Starting at the line with "Read out every word on this page." and stopping at the final line, retype the data below exactly; do not carry over any pictures.
--------------------
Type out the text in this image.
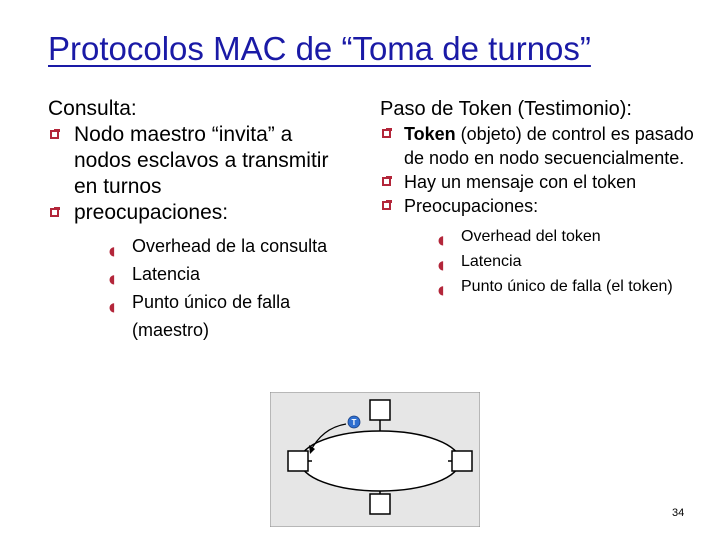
Protocolos MAC de “Toma de turnos”
Consulta:
Nodo maestro “invita” a nodos esclavos a transmitir en turnos
preocupaciones:
◖ Overhead de la consulta
◖ Latencia
◖ Punto único de falla (maestro)
Paso de Token (Testimonio):
Token (objeto) de control es pasado de nodo en nodo secuencialmente.
Hay un mensaje con el token
Preocupaciones:
◖ Overhead del token
◖ Latencia
◖ Punto único de falla (el token)
T
34
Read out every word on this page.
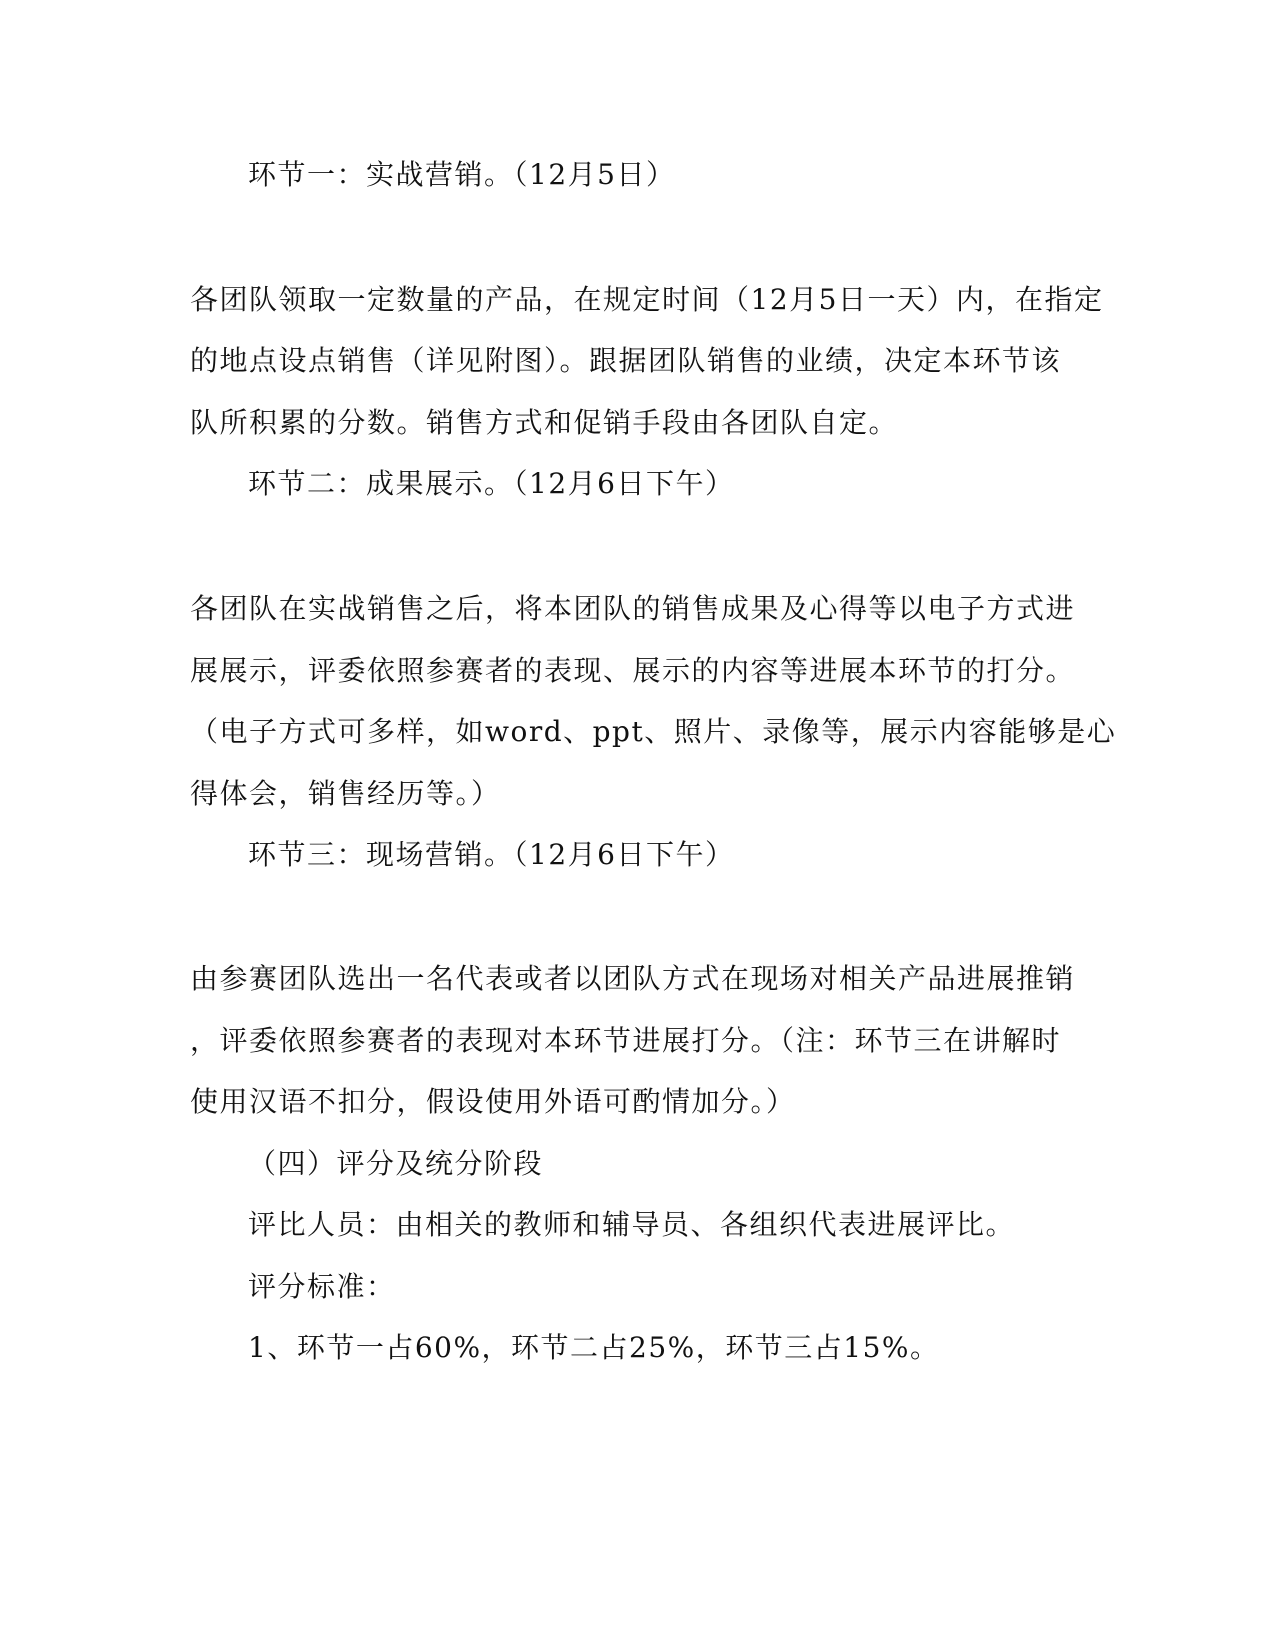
环节一：实战营销。（12月5日）
各团队领取一定数量的产品，在规定时间（12月5日一天）内，在指定
的地点设点销售（详见附图）。跟据团队销售的业绩，决定本环节该
队所积累的分数。销售方式和促销手段由各团队自定。
环节二：成果展示。（12月6日下午）
各团队在实战销售之后，将本团队的销售成果及心得等以电子方式进
展展示，评委依照参赛者的表现、展示的内容等进展本环节的打分。
（电子方式可多样，如word、ppt、照片、录像等，展示内容能够是心
得体会，销售经历等。）
环节三：现场营销。（12月6日下午）
由参赛团队选出一名代表或者以团队方式在现场对相关产品进展推销
，评委依照参赛者的表现对本环节进展打分。（注：环节三在讲解时
使用汉语不扣分，假设使用外语可酌情加分。）
（四）评分及统分阶段
评比人员：由相关的教师和辅导员、各组织代表进展评比。
评分标准：
1、环节一占60%，环节二占25%，环节三占15%。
--------------------
▶ Full response:
Read out every word on this page.
环节一：实战营销。（12月5日）
各团队领取一定数量的产品，在规定时间（12月5日一天）内，在指定
的地点设点销售（详见附图）。跟据团队销售的业绩，决定本环节该
队所积累的分数。销售方式和促销手段由各团队自定。
环节二：成果展示。（12月6日下午）
各团队在实战销售之后，将本团队的销售成果及心得等以电子方式进
展展示，评委依照参赛者的表现、展示的内容等进展本环节的打分。
（电子方式可多样，如word、ppt、照片、录像等，展示内容能够是心
得体会，销售经历等。）
环节三：现场营销。（12月6日下午）
由参赛团队选出一名代表或者以团队方式在现场对相关产品进展推销
，评委依照参赛者的表现对本环节进展打分。（注：环节三在讲解时
使用汉语不扣分，假设使用外语可酌情加分。）
（四）评分及统分阶段
评比人员：由相关的教师和辅导员、各组织代表进展评比。
评分标准：
1、环节一占60%，环节二占25%，环节三占15%。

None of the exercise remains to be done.